### [Written exercise]
Will you restate verbatim the lines running from the line with "Parse this screenshot: output" to the end of the data, leaving out everything else?

### [The input]
⁂

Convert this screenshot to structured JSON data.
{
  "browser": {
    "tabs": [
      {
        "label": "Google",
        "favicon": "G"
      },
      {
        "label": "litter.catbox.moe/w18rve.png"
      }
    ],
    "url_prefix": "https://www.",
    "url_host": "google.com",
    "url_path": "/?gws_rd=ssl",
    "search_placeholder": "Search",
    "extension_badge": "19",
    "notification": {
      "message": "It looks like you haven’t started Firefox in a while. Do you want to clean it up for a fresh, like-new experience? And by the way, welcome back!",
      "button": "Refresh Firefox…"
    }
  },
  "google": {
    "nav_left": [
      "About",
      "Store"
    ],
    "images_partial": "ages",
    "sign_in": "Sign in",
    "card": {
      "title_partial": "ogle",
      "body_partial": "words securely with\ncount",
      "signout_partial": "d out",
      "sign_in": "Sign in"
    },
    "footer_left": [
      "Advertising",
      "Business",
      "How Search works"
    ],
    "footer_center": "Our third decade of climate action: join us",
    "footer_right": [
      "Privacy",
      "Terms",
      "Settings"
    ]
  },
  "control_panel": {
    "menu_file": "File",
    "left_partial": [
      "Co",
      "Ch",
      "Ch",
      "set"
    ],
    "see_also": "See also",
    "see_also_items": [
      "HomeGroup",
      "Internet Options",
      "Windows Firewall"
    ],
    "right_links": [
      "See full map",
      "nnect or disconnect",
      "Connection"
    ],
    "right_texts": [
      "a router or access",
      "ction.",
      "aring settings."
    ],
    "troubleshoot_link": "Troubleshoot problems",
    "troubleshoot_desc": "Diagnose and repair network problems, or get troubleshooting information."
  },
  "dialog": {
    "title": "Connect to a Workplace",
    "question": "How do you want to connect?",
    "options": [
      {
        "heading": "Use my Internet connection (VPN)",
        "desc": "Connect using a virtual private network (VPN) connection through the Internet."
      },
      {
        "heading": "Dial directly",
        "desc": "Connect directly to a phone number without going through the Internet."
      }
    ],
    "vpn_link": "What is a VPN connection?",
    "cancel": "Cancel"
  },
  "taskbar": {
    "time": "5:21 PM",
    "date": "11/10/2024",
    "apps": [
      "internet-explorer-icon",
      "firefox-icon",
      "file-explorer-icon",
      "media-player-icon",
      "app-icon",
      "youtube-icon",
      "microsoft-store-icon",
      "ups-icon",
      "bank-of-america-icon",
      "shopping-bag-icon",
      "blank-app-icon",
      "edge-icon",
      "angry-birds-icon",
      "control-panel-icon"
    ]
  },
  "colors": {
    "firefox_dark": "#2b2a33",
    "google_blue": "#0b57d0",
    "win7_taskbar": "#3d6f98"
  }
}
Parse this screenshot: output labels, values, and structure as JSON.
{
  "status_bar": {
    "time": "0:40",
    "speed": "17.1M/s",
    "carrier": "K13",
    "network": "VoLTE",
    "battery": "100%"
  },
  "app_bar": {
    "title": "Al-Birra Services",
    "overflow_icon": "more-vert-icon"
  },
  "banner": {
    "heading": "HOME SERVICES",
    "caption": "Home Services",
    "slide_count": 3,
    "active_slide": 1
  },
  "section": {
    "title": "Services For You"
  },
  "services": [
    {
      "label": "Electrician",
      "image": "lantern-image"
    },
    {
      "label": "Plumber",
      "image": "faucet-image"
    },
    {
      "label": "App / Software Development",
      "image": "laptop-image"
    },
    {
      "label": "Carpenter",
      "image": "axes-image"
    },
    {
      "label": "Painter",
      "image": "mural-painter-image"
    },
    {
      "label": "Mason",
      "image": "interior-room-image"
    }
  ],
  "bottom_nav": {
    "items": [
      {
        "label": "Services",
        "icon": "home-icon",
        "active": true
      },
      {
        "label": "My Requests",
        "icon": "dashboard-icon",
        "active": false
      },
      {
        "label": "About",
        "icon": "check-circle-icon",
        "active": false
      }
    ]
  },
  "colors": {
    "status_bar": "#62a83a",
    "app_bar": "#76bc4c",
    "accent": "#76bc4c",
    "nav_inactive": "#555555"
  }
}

⁂

### [Expected answer]
Parse this screenshot: output labels, values, and structure as JSON.
{
  "status_bar": {
    "time": "0:40",
    "speed": "17.1M/s",
    "carrier": "K13",
    "network": "VoLTE",
    "battery": "100%"
  },
  "app_bar": {
    "title": "Al-Birra Services",
    "overflow_icon": "more-vert-icon"
  },
  "banner": {
    "heading": "HOME SERVICES",
    "caption": "Home Services",
    "slide_count": 3,
    "active_slide": 1
  },
  "section": {
    "title": "Services For You"
  },
  "services": [
    {
      "label": "Electrician",
      "image": "lantern-image"
    },
    {
      "label": "Plumber",
      "image": "faucet-image"
    },
    {
      "label": "App / Software Development",
      "image": "laptop-image"
    },
    {
      "label": "Carpenter",
      "image": "axes-image"
    },
    {
      "label": "Painter",
      "image": "mural-painter-image"
    },
    {
      "label": "Mason",
      "image": "interior-room-image"
    }
  ],
  "bottom_nav": {
    "items": [
      {
        "label": "Services",
        "icon": "home-icon",
        "active": true
      },
      {
        "label": "My Requests",
        "icon": "dashboard-icon",
        "active": false
      },
      {
        "label": "About",
        "icon": "check-circle-icon",
        "active": false
      }
    ]
  },
  "colors": {
    "status_bar": "#62a83a",
    "app_bar": "#76bc4c",
    "accent": "#76bc4c",
    "nav_inactive": "#555555"
  }
}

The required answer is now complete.